* Trecho do documento
+ + + + +

A verdade é que a maioria dos africanos, a grande maioria foi vitimizada pelo tráfico. Existia uma parte da elite que se beneficiou e existiam intermediários que acharam uma vantagem em participar desse comércio; às vezes vem também no Brasil essa discussão de "ah, mas lá na Bahia existia um antigo escravo que virou proprietário de escravos". Mas é que era uma economia tão baseada na escravidão que a única forma de ter mobilidade social em alguns momentos era adquirir escravo. É um sistema perverso nesse sentido, porque ele racionaliza os africanos como sendo negros. Nesse momento, coloca eles como sinônimos de escravizados e ao mesmo tempo corrompe a sociedade.

RFI: O tráfico atlântico instaura o racismo contra pessoas negras?

+ + + + +

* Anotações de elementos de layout

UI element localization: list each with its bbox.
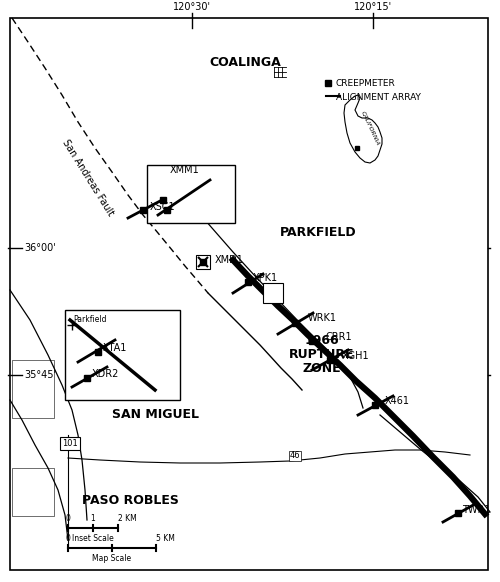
Text: Map Scale: Map Scale — [92, 554, 132, 563]
Text: XGH1: XGH1 — [342, 351, 369, 361]
Text: 120°30': 120°30' — [173, 2, 211, 12]
Text: XTA1: XTA1 — [103, 343, 128, 353]
Text: 120°15': 120°15' — [354, 2, 392, 12]
Text: Parkfield: Parkfield — [73, 315, 106, 324]
Text: COALINGA: COALINGA — [209, 55, 281, 69]
Text: XMM1: XMM1 — [170, 165, 200, 175]
Text: San Andreas Fault: San Andreas Fault — [60, 138, 115, 218]
Text: 35°45': 35°45' — [24, 370, 56, 380]
Text: PASO ROBLES: PASO ROBLES — [82, 494, 178, 506]
Text: WRK1: WRK1 — [308, 313, 337, 323]
Text: 1966: 1966 — [304, 333, 340, 346]
Bar — [263, 283, 283, 303]
Text: XDR2: XDR2 — [92, 369, 120, 379]
Bar — [147, 165, 235, 223]
Polygon shape — [344, 95, 382, 163]
Text: 0: 0 — [66, 534, 70, 543]
Bar — [65, 310, 180, 400]
Text: CREEPMETER: CREEPMETER — [336, 79, 396, 87]
Text: X461: X461 — [385, 396, 410, 406]
Bar — [196, 255, 210, 269]
Bar — [12, 468, 54, 516]
Text: TWR1: TWR1 — [462, 505, 490, 515]
Text: 2 KM: 2 KM — [118, 514, 137, 523]
Text: 46: 46 — [290, 452, 300, 460]
Text: 101: 101 — [62, 438, 78, 448]
Text: XMD1: XMD1 — [215, 255, 244, 265]
Text: ZONE: ZONE — [302, 361, 342, 374]
Text: RUPTURE: RUPTURE — [289, 347, 355, 360]
Text: 1: 1 — [90, 514, 96, 523]
Text: XPK1: XPK1 — [253, 273, 278, 283]
Bar — [60, 437, 80, 450]
Text: CRR1: CRR1 — [325, 332, 351, 342]
Text: 36°00': 36°00' — [24, 243, 56, 253]
Text: 5 KM: 5 KM — [156, 534, 175, 543]
Text: XSC1: XSC1 — [150, 202, 176, 212]
Text: Inset Scale: Inset Scale — [72, 534, 114, 543]
Text: ALIGNMENT ARRAY: ALIGNMENT ARRAY — [336, 93, 421, 101]
Text: SAN MIGUEL: SAN MIGUEL — [112, 409, 198, 421]
Text: CALIFORNIA: CALIFORNIA — [360, 110, 380, 146]
Text: 0: 0 — [66, 514, 70, 523]
Bar — [12, 360, 54, 418]
Text: PARKFIELD: PARKFIELD — [280, 226, 356, 240]
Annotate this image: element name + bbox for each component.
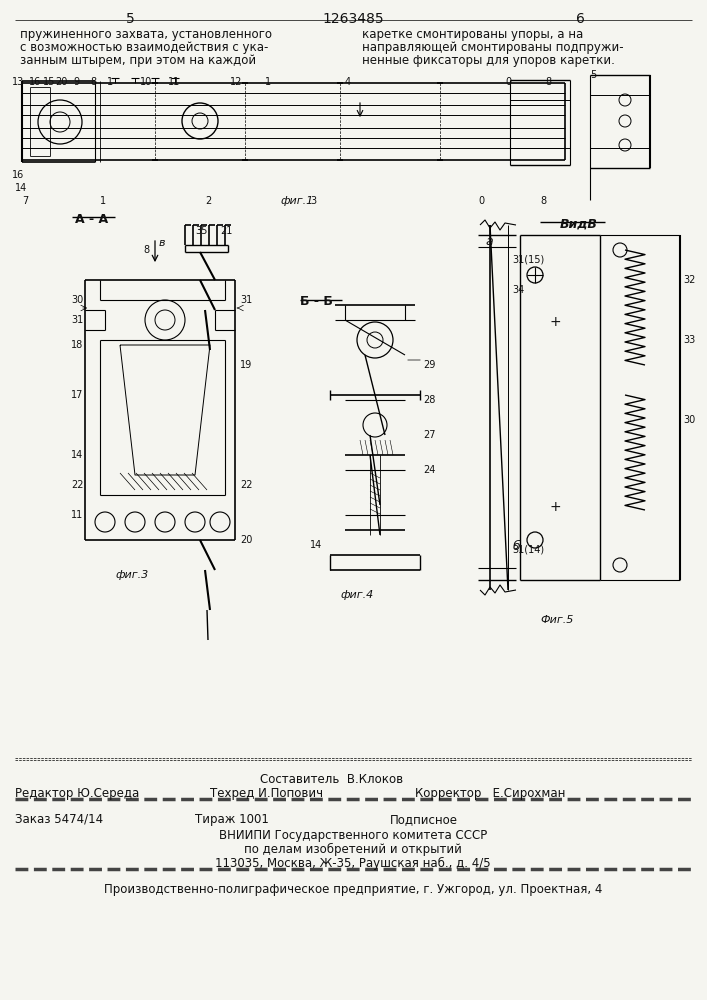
Text: Техред И.Попович: Техред И.Попович	[210, 787, 323, 800]
Text: 16: 16	[12, 170, 24, 180]
Text: 1: 1	[107, 77, 113, 87]
Text: 22: 22	[71, 480, 83, 490]
Text: 1263485: 1263485	[322, 12, 384, 26]
Text: Составитель  В.Клоков: Составитель В.Клоков	[260, 773, 403, 786]
Text: 30: 30	[683, 415, 695, 425]
Text: 14: 14	[15, 183, 28, 193]
Text: 17: 17	[71, 390, 83, 400]
Text: 9: 9	[73, 77, 79, 87]
Text: с возможностью взаимодействия с ука-: с возможностью взаимодействия с ука-	[20, 41, 269, 54]
Text: 5: 5	[590, 70, 596, 80]
Text: 24: 24	[423, 465, 436, 475]
Text: Редактор Ю.Середа: Редактор Ю.Середа	[15, 787, 139, 800]
Text: 1: 1	[265, 77, 271, 87]
Text: направляющей смонтированы подпружи-: направляющей смонтированы подпружи-	[362, 41, 624, 54]
Text: 20: 20	[240, 535, 252, 545]
Text: 11: 11	[71, 510, 83, 520]
Text: 13: 13	[12, 77, 24, 87]
Text: 14: 14	[71, 450, 83, 460]
Text: ненные фиксаторы для упоров каретки.: ненные фиксаторы для упоров каретки.	[362, 54, 615, 67]
Text: 22: 22	[240, 480, 252, 490]
Text: 31: 31	[240, 295, 252, 305]
Text: Фиг.5: Фиг.5	[540, 615, 573, 625]
Text: 4: 4	[345, 77, 351, 87]
Text: фиг.4: фиг.4	[340, 590, 373, 600]
Text: А - А: А - А	[75, 213, 108, 226]
Text: 29: 29	[423, 360, 436, 370]
Text: пружиненного захвата, установленного: пружиненного захвата, установленного	[20, 28, 272, 41]
Text: Подписное: Подписное	[390, 813, 458, 826]
Text: Тираж 1001: Тираж 1001	[195, 813, 269, 826]
Text: по делам изобретений и открытий: по делам изобретений и открытий	[244, 843, 462, 856]
Text: 31(14): 31(14)	[512, 545, 544, 555]
Text: 5: 5	[126, 12, 134, 26]
Text: в: в	[159, 238, 165, 248]
Text: каретке смонтированы упоры, а на: каретке смонтированы упоры, а на	[362, 28, 583, 41]
Text: 18: 18	[71, 340, 83, 350]
Text: 8: 8	[540, 196, 546, 206]
Text: 8: 8	[545, 77, 551, 87]
Text: 20: 20	[55, 77, 67, 87]
Text: 19: 19	[240, 360, 252, 370]
Text: 34: 34	[512, 285, 525, 295]
Text: 30: 30	[71, 295, 83, 305]
Text: Корректор   Е.Сирохман: Корректор Е.Сирохман	[415, 787, 566, 800]
Text: фиг.3: фиг.3	[115, 570, 148, 580]
Text: 8: 8	[90, 77, 96, 87]
Text: 7: 7	[22, 196, 28, 206]
Text: 10: 10	[140, 77, 152, 87]
Text: фиг.1: фиг.1	[280, 196, 313, 206]
Text: 3: 3	[310, 196, 316, 206]
Text: 31: 31	[71, 315, 83, 325]
Text: ВидВ: ВидВ	[560, 218, 598, 231]
Text: 12: 12	[230, 77, 243, 87]
Text: 16: 16	[29, 77, 41, 87]
Text: 14: 14	[310, 540, 322, 550]
Text: 8: 8	[143, 245, 149, 255]
Text: 33: 33	[683, 335, 695, 345]
Text: +: +	[550, 315, 561, 329]
Text: занным штырем, при этом на каждой: занным штырем, при этом на каждой	[20, 54, 256, 67]
Text: ВНИИПИ Государственного комитета СССР: ВНИИПИ Государственного комитета СССР	[219, 829, 487, 842]
Text: 0: 0	[505, 77, 511, 87]
Text: 1: 1	[100, 196, 106, 206]
Text: Производственно-полиграфическое предприятие, г. Ужгород, ул. Проектная, 4: Производственно-полиграфическое предприя…	[104, 883, 602, 896]
Text: Б - Б: Б - Б	[300, 295, 333, 308]
Text: 28: 28	[423, 395, 436, 405]
Text: 6: 6	[575, 12, 585, 26]
Text: 21: 21	[220, 226, 233, 236]
Text: 32: 32	[683, 275, 696, 285]
Text: 27: 27	[423, 430, 436, 440]
Text: +: +	[550, 500, 561, 514]
Text: а: а	[485, 235, 493, 248]
Text: 11: 11	[168, 77, 180, 87]
Text: б: б	[513, 540, 521, 553]
Text: 15: 15	[43, 77, 55, 87]
Text: 2: 2	[205, 196, 211, 206]
Text: 31(15): 31(15)	[512, 255, 544, 265]
Text: Заказ 5474/14: Заказ 5474/14	[15, 813, 103, 826]
Text: 35: 35	[195, 226, 207, 236]
Text: 113035, Москва, Ж-35, Раушская наб., д. 4/5: 113035, Москва, Ж-35, Раушская наб., д. …	[215, 857, 491, 870]
Text: 0: 0	[478, 196, 484, 206]
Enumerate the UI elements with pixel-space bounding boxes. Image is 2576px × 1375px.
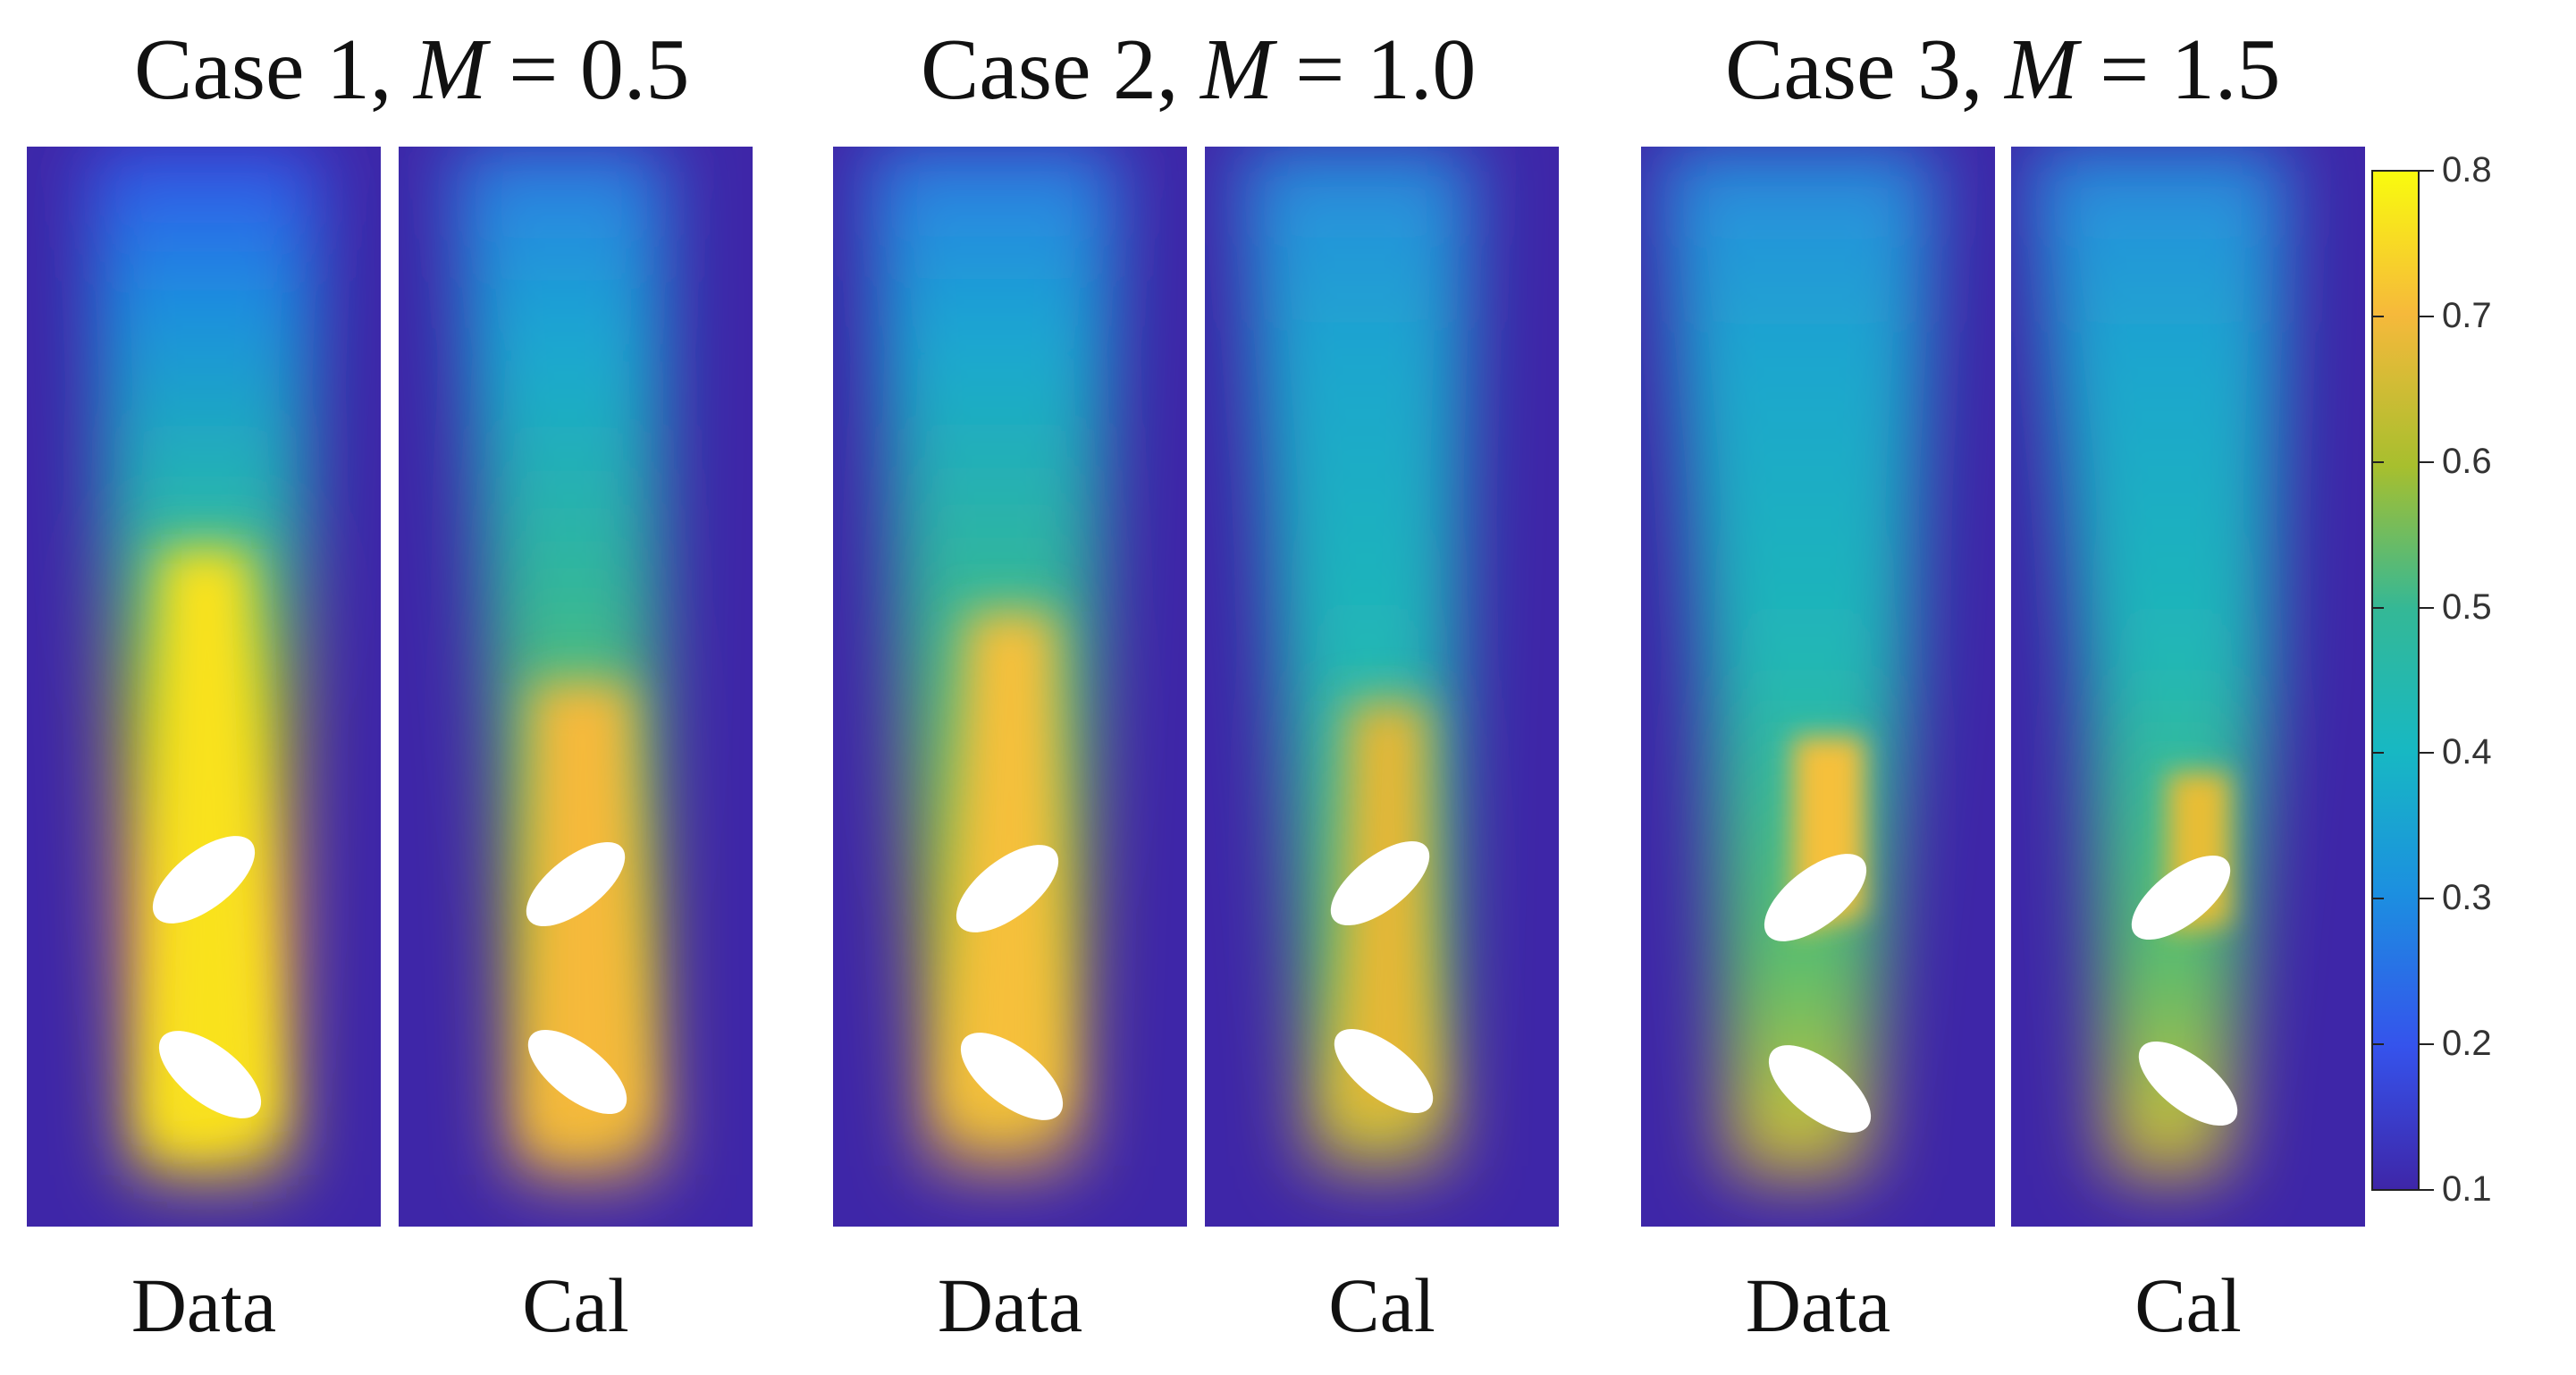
case-1-title: Case 1, M = 0.5 xyxy=(134,21,690,118)
hole-upper xyxy=(152,836,256,924)
colorbar xyxy=(2371,170,2420,1191)
panel-label-case-1-cal: Cal xyxy=(522,1262,629,1348)
colorbar-tick-label: 0.6 xyxy=(2442,441,2492,481)
colorbar-tick-mark xyxy=(2420,460,2434,463)
hot-core xyxy=(533,683,644,1148)
colorbar-tick-mark-inner xyxy=(2371,606,2384,609)
colorbar-tick-mark xyxy=(2420,1189,2434,1191)
contour-plot xyxy=(399,147,753,1227)
case-2-data-contour xyxy=(833,147,1187,1227)
contour-plot xyxy=(2011,147,2365,1227)
contour-plot xyxy=(27,147,381,1227)
hole-lower xyxy=(2138,1041,2238,1126)
colorbar-tick-mark xyxy=(2420,1043,2434,1046)
colorbar-tick-label: 0.2 xyxy=(2442,1024,2492,1064)
colorbar-tick-label: 0.5 xyxy=(2442,586,2492,627)
hole-upper xyxy=(1330,840,1430,926)
case-2-cal-contour xyxy=(1205,147,1559,1227)
panel-label-case-3-cal: Cal xyxy=(2134,1262,2242,1348)
colorbar-tick-label: 0.4 xyxy=(2442,732,2492,772)
hole-lower xyxy=(960,1033,1064,1120)
colorbar-tick-label: 0.8 xyxy=(2442,150,2492,190)
panel-label-case-3-data: Data xyxy=(1745,1262,1891,1348)
hole-lower xyxy=(158,1031,262,1118)
hole-upper xyxy=(955,845,1059,932)
colorbar-tick-label: 0.3 xyxy=(2442,878,2492,918)
colorbar-tick-mark-inner xyxy=(2371,898,2384,900)
case-3-title: Case 3, M = 1.5 xyxy=(1725,21,2281,118)
colorbar-tick-mark xyxy=(2420,315,2434,317)
colorbar-tick-mark-inner xyxy=(2371,170,2384,172)
colorbar-tick-mark-inner xyxy=(2371,752,2384,755)
hole-lower xyxy=(527,1029,627,1115)
colorbar-tick-label: 0.7 xyxy=(2442,295,2492,335)
colorbar-tick-mark xyxy=(2420,606,2434,609)
colorbar-tick-mark-inner xyxy=(2371,315,2384,317)
hole-upper xyxy=(526,841,626,927)
panel-label-case-1-data: Data xyxy=(130,1262,277,1348)
hole-lower xyxy=(1334,1028,1434,1114)
hole-lower xyxy=(1768,1045,1872,1133)
case-1-cal-contour xyxy=(399,147,753,1227)
panel-label-case-2-data: Data xyxy=(937,1262,1083,1348)
hole-upper xyxy=(1764,854,1867,941)
contour-plot xyxy=(833,147,1187,1227)
contour-plot xyxy=(1641,147,1995,1227)
colorbar-tick-mark-inner xyxy=(2371,1189,2384,1191)
hole-upper xyxy=(2131,855,2231,941)
colorbar-tick-mark-inner xyxy=(2371,460,2384,463)
case-3-data-contour xyxy=(1641,147,1995,1227)
case-1-data-contour xyxy=(27,147,381,1227)
colorbar-tick-mark-inner xyxy=(2371,1043,2384,1046)
colorbar-tick-label: 0.1 xyxy=(2442,1169,2492,1209)
plume xyxy=(1659,147,1936,1175)
case-2-title: Case 2, M = 1.0 xyxy=(921,21,1477,118)
colorbar-tick-mark xyxy=(2420,752,2434,755)
contour-plot xyxy=(1205,147,1559,1227)
panel-label-case-2-cal: Cal xyxy=(1328,1262,1435,1348)
colorbar-tick-mark xyxy=(2420,898,2434,900)
case-3-cal-contour xyxy=(2011,147,2365,1227)
colorbar-tick-mark xyxy=(2420,170,2434,172)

+ + + + +

* Desafios
A. Segundo o trecho sobre o tráfico atlântico, por que um antigo escravo na Bahia podia se tornar proprietário de escravos? Responda em uma a três frases.
B. Dê continuidade ao trecho sobre o tráfico atlântico a partir do ponto em que ele termina.

* Resultados esperados
A. A economia era tão baseada na escravidão que, em alguns momentos, a única forma de ter mobilidade social era adquirir escravos.

B.
Ana Lúcia Araújo: Sim, o racismo antinegro começa nesse período do tráfico já no final do século XV, quando os portugueses foram nas costas da África Ocidental e começaram a levar africanos primeiro para a Península Ibérica, ali onde é Portugal e também Espanha, e depois para o Brasil. Os portugueses, claro, também enviaram escravos para o Caribe, para outras regiões. Esse é o momento crucial.

RFI: Como você avalia a questão de objetos rituais pilhados por europeus a ex-colônias, que se discute muito atualmente?

Ana Lúcia Araújo: Existem pedidos de restituição que não são novos, na verdade, e que já existiam no momento da descolonização do continente africano. Existem vários tipos de momentos em que houve essa pilhagem de objetos e tesouros. Seja no caso africano ou nas Américas. Então existem essas demandas, que já começam nos anos 1960.

Esses objetos têm que ser devolvidos. É claro que existe tantas camadas nessa questão da pilhagem, como em casos de guerra. Mas existe, por exemplo, a questão dos bronzes do reino do Benin. Aquilo ali é um caso icônico, claro, mas os museus estão cheios disso. Nós estamos falando de milhares, centenas de milhares de objetos.

Eu estou passando um período na Holanda e é o que existe nos museus de lá, e nos museus da cultura do mundo. É preciso realizar estudos para saber quais desses objetos foram roubados, e para quais já existem pedidos de restituição.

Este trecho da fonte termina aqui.